• **Source material**
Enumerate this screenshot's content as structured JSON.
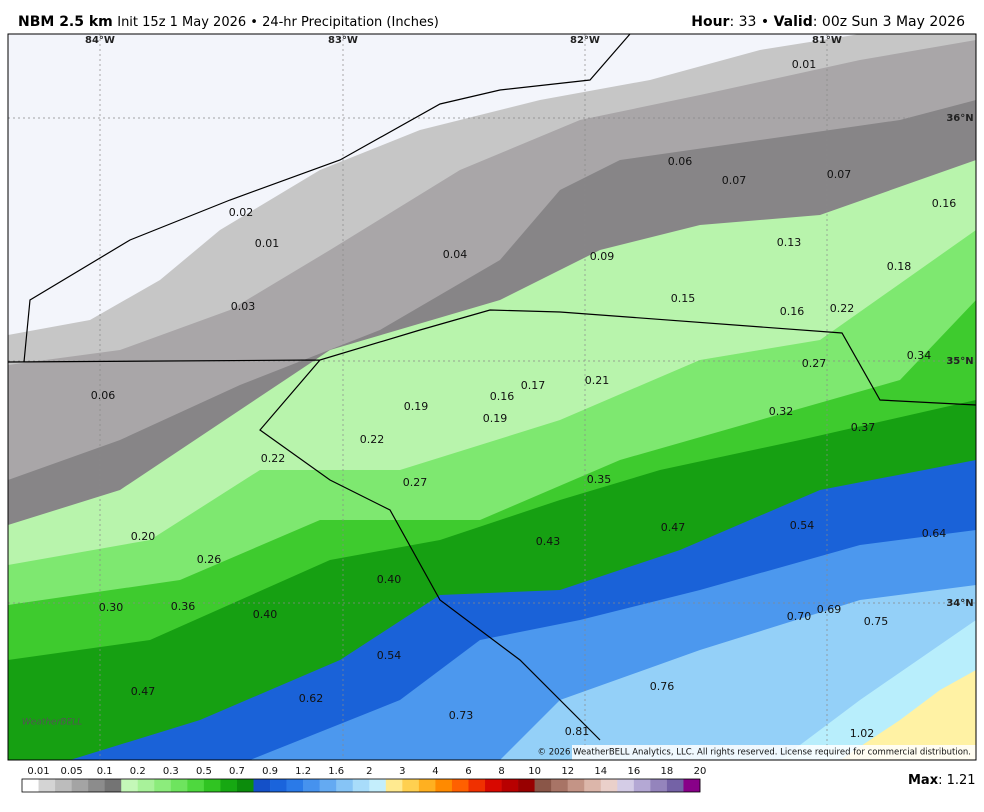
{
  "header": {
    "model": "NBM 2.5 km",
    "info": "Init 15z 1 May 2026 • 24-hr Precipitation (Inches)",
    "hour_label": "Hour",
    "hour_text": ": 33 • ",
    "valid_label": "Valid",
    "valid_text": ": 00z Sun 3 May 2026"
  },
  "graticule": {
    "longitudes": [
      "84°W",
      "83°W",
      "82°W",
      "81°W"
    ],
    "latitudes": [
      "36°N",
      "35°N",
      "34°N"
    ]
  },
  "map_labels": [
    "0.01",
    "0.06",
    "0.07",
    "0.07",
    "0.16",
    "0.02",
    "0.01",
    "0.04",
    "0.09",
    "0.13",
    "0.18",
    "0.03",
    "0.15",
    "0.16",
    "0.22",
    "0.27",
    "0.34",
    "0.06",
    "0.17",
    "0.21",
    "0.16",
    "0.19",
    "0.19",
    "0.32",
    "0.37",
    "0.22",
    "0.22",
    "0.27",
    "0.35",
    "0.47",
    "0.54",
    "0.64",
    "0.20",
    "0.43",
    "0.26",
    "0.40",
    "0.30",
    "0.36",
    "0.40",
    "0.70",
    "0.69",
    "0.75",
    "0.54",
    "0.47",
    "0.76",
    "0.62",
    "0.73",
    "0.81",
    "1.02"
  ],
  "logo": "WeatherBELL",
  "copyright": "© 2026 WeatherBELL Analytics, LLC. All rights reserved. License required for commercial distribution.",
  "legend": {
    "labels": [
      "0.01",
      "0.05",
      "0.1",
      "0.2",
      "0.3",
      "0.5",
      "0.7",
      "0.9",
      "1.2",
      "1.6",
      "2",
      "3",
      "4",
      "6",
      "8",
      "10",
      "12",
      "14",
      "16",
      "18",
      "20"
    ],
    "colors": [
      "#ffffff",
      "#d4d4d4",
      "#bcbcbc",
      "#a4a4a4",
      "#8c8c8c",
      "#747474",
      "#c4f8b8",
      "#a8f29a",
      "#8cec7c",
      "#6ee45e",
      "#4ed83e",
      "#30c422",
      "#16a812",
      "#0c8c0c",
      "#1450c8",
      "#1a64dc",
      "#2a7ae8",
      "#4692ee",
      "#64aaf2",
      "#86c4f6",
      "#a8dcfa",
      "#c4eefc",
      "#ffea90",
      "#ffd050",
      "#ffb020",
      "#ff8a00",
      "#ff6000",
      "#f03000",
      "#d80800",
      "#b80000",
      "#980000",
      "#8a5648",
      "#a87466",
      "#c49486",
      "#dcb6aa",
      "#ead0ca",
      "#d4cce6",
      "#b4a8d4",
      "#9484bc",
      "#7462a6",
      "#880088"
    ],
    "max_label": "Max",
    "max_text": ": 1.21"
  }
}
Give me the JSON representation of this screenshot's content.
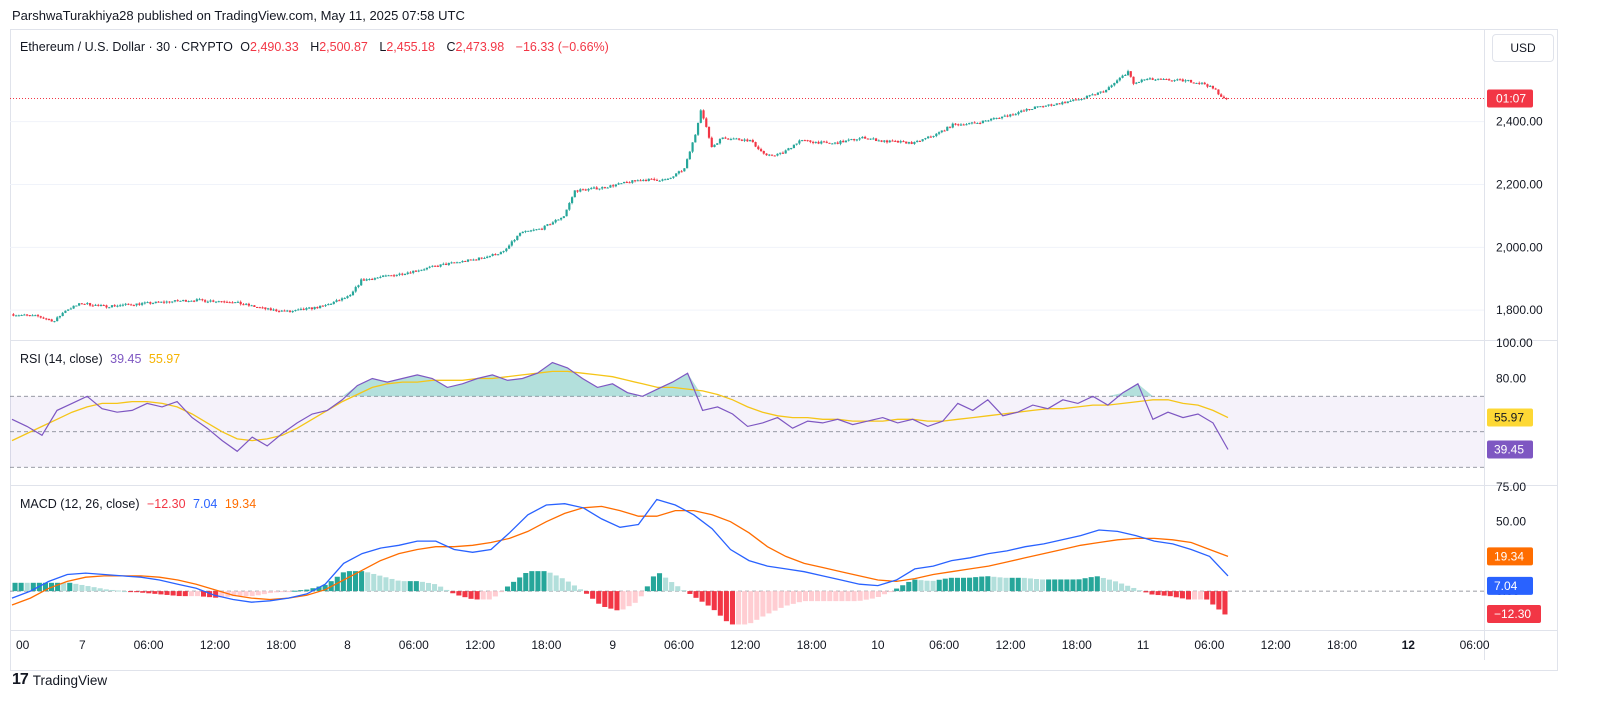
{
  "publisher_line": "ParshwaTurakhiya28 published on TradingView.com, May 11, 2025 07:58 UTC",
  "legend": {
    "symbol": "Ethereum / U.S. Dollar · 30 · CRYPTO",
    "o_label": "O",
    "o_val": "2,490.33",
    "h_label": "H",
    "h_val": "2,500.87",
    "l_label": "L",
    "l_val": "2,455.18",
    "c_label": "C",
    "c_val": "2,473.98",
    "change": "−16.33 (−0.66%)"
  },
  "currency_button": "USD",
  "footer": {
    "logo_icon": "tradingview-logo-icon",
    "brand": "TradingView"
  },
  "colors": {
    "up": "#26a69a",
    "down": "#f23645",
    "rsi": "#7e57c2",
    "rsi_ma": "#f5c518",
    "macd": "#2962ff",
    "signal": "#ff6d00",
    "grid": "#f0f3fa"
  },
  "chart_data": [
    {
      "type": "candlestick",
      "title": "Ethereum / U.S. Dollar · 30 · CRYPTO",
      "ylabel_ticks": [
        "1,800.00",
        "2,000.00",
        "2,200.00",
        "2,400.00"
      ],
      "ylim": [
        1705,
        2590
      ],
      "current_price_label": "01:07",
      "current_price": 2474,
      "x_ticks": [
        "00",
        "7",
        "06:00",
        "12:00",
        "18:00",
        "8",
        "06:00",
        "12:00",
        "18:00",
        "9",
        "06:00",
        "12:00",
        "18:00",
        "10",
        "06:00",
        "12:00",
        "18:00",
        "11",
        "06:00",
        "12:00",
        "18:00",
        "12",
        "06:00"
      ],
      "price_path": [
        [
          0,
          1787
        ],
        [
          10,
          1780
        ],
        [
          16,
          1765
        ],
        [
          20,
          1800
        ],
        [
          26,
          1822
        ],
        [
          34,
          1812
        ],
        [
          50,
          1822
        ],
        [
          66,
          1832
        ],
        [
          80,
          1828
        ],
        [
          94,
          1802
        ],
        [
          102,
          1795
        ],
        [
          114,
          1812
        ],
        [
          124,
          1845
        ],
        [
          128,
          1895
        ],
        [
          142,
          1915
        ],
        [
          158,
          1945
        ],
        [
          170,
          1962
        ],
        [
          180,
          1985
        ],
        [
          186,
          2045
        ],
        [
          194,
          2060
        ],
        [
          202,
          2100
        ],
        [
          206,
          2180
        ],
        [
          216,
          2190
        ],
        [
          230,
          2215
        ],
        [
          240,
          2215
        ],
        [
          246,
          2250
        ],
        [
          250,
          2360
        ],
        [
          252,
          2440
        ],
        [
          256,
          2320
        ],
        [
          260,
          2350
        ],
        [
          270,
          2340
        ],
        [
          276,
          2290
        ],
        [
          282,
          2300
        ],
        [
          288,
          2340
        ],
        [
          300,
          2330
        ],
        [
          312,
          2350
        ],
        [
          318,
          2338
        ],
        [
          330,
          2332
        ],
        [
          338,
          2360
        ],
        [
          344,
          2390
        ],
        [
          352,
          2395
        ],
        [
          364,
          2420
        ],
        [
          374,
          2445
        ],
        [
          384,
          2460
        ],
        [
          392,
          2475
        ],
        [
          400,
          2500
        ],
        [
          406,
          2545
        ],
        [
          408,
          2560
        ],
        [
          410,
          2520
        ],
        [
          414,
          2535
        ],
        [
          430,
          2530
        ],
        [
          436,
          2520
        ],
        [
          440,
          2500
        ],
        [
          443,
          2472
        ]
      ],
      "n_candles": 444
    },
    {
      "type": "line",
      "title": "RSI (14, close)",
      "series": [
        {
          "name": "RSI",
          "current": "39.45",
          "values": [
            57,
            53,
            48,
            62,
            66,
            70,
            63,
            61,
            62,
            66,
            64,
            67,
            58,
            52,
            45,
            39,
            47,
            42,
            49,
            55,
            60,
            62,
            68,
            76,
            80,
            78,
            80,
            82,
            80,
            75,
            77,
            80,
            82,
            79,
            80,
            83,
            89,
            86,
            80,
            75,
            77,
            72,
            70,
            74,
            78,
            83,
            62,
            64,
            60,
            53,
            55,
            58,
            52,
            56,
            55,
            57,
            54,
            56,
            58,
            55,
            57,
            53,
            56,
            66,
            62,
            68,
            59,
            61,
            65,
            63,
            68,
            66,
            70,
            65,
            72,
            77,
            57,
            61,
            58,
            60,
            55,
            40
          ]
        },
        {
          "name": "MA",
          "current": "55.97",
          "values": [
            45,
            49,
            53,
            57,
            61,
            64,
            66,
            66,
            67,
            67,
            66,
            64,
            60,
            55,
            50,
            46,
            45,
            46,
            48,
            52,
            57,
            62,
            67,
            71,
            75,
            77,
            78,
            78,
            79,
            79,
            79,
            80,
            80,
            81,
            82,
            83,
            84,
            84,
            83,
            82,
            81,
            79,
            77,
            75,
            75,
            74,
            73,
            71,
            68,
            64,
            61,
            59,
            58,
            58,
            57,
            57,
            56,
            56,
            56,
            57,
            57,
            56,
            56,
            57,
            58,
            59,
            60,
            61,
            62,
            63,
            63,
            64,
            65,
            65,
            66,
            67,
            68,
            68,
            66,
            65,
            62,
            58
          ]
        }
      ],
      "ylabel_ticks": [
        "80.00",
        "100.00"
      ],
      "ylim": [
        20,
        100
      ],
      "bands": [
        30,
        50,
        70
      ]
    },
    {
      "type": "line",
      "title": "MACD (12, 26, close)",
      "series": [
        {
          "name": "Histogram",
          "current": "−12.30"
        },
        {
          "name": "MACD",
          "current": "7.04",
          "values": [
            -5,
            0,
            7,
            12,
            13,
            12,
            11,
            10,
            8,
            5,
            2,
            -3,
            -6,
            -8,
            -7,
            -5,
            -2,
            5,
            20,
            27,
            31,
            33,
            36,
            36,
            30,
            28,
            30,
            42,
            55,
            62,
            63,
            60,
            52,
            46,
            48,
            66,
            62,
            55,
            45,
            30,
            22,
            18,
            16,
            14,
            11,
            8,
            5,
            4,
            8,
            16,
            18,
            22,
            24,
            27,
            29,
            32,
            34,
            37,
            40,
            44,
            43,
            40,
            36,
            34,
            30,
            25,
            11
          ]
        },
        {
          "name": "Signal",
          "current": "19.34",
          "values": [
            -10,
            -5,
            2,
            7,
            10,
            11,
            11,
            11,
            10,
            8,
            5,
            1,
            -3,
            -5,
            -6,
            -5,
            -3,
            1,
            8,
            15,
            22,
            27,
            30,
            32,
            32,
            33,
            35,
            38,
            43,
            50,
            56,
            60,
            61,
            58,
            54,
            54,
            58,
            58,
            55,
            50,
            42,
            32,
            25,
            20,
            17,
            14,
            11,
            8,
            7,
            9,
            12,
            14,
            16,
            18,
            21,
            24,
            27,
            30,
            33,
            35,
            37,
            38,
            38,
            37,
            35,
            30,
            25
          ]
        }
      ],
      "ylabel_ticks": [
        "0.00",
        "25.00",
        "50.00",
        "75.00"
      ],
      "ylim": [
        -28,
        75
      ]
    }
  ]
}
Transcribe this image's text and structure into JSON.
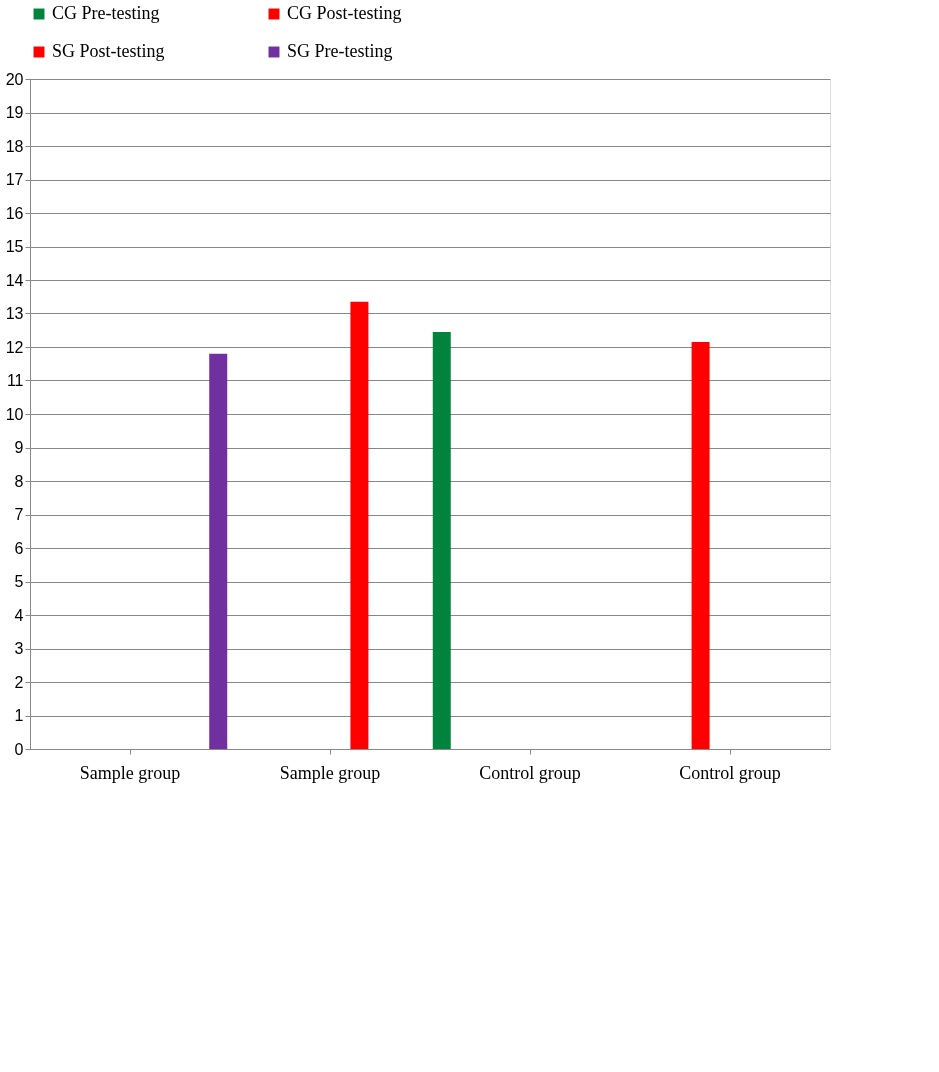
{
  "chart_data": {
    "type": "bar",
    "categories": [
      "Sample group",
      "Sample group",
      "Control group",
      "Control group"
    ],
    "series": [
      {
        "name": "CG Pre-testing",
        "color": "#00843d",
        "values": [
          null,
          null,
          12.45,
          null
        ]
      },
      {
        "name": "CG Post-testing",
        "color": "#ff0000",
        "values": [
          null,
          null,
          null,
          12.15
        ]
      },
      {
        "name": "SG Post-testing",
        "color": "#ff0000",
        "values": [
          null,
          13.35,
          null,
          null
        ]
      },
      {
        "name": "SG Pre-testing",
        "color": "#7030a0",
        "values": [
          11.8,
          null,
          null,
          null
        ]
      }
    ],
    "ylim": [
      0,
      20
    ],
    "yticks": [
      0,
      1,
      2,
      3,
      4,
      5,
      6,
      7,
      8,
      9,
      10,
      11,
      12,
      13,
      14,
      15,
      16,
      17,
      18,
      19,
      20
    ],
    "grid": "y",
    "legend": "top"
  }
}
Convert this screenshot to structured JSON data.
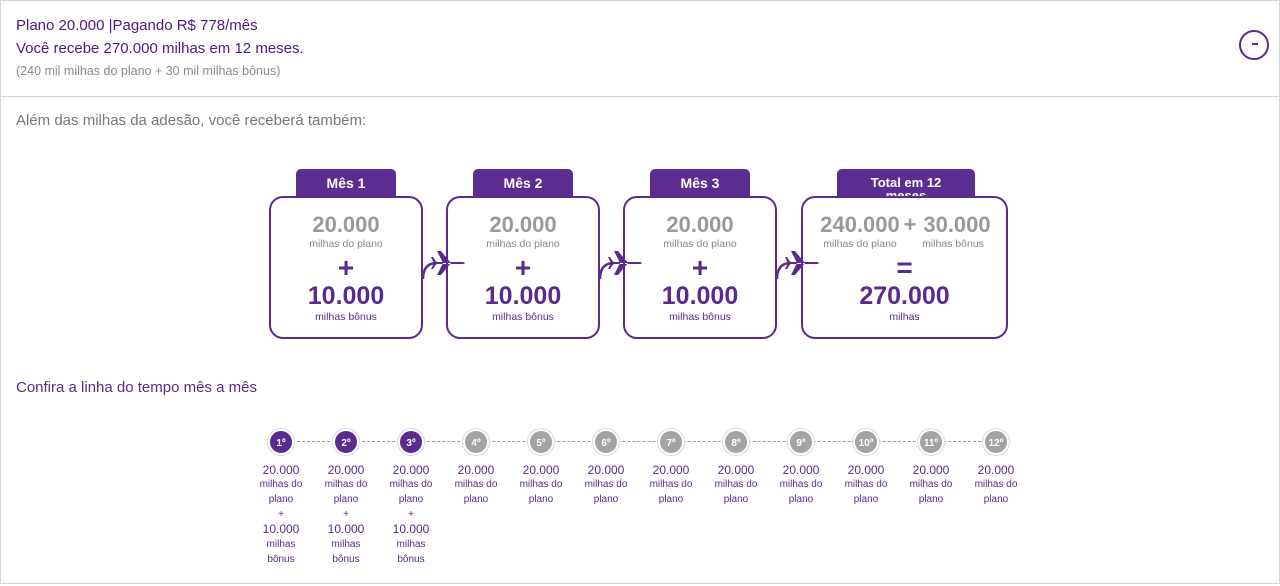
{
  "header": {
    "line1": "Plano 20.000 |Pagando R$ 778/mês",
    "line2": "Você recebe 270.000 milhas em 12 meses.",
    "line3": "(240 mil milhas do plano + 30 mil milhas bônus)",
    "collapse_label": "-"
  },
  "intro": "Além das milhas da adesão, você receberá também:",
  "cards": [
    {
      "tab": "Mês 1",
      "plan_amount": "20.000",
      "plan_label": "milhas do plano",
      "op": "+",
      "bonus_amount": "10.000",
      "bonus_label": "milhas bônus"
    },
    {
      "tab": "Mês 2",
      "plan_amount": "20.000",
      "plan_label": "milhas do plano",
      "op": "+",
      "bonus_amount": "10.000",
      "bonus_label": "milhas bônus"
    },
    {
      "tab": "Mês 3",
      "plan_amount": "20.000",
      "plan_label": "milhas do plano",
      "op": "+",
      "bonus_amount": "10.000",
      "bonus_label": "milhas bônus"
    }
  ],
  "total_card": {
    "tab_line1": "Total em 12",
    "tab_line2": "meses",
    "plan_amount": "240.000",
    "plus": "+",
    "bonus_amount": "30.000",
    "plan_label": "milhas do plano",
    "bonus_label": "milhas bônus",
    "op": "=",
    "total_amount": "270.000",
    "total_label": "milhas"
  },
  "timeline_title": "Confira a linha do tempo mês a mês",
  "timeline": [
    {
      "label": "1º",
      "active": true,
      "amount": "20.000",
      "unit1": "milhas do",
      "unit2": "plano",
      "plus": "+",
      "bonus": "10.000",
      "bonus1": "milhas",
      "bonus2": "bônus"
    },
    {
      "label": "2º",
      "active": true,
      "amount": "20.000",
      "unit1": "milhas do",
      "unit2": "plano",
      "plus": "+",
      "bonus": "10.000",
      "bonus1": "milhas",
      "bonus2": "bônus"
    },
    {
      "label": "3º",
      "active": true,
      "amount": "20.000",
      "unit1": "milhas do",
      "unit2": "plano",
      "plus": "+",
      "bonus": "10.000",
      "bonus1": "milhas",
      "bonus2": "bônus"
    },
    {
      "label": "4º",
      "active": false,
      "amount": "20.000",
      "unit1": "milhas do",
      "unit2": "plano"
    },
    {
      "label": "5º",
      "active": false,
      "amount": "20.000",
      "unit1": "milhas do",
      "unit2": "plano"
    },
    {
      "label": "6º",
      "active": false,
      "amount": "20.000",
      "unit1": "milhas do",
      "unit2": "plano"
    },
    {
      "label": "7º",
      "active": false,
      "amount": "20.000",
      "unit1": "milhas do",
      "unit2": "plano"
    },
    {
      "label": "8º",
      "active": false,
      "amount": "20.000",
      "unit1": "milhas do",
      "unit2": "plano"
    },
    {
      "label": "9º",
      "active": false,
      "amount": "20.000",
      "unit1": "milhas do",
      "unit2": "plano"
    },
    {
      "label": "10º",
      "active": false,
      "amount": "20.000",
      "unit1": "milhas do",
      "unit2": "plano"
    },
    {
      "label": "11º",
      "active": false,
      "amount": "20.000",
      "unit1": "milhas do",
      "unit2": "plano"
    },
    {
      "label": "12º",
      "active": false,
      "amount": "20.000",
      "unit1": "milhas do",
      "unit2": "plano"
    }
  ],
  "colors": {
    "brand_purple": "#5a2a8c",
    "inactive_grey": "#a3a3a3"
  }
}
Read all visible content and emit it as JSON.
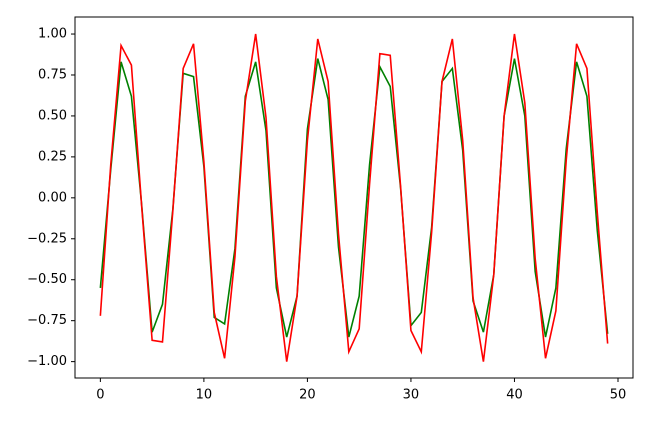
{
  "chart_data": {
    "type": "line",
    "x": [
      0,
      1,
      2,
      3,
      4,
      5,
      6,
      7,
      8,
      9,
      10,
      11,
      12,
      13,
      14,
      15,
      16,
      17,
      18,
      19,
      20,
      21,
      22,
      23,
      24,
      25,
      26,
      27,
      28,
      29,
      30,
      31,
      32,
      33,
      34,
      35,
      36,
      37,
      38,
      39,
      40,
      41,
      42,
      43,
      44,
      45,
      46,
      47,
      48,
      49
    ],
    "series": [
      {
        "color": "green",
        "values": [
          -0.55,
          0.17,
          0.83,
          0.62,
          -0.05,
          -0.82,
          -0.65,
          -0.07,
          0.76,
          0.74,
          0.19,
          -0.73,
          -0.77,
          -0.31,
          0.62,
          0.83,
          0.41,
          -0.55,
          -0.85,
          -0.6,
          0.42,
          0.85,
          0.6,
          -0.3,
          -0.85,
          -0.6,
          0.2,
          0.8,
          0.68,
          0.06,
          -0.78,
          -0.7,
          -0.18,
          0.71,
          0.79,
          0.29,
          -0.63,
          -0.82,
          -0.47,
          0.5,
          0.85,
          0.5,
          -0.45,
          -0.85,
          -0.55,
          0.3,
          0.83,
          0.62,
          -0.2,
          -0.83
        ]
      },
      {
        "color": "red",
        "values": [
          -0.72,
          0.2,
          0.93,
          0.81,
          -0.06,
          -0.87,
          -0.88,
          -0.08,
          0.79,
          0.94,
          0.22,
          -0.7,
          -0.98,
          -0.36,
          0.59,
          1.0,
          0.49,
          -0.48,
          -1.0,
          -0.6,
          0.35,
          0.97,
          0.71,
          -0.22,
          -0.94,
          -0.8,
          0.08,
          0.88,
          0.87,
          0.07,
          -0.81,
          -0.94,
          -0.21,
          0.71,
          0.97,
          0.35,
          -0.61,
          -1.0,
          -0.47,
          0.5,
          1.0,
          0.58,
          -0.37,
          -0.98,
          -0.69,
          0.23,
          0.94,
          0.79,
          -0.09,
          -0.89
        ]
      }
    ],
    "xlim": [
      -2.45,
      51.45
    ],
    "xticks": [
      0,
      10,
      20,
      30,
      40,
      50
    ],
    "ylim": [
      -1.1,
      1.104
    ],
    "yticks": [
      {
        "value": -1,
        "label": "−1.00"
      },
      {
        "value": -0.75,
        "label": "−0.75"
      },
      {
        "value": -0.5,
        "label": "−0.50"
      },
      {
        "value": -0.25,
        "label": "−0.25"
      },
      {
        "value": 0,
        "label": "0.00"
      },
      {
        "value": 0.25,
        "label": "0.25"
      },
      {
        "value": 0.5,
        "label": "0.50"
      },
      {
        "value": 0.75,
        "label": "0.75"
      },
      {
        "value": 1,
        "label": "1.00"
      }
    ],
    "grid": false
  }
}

• **Set task**
Pick out the lines that include the word "name" and write them out.

• **Result of this task**
          "name": "RSI",
          "name": "MA",
          "name": "Histogram",
          "name": "MACD",
          "name": "Signal",
        "name": "CG Pre-testing",
        "name": "CG Post-testing",
        "name": "SG Post-testing",
        "name": "SG Pre-testing",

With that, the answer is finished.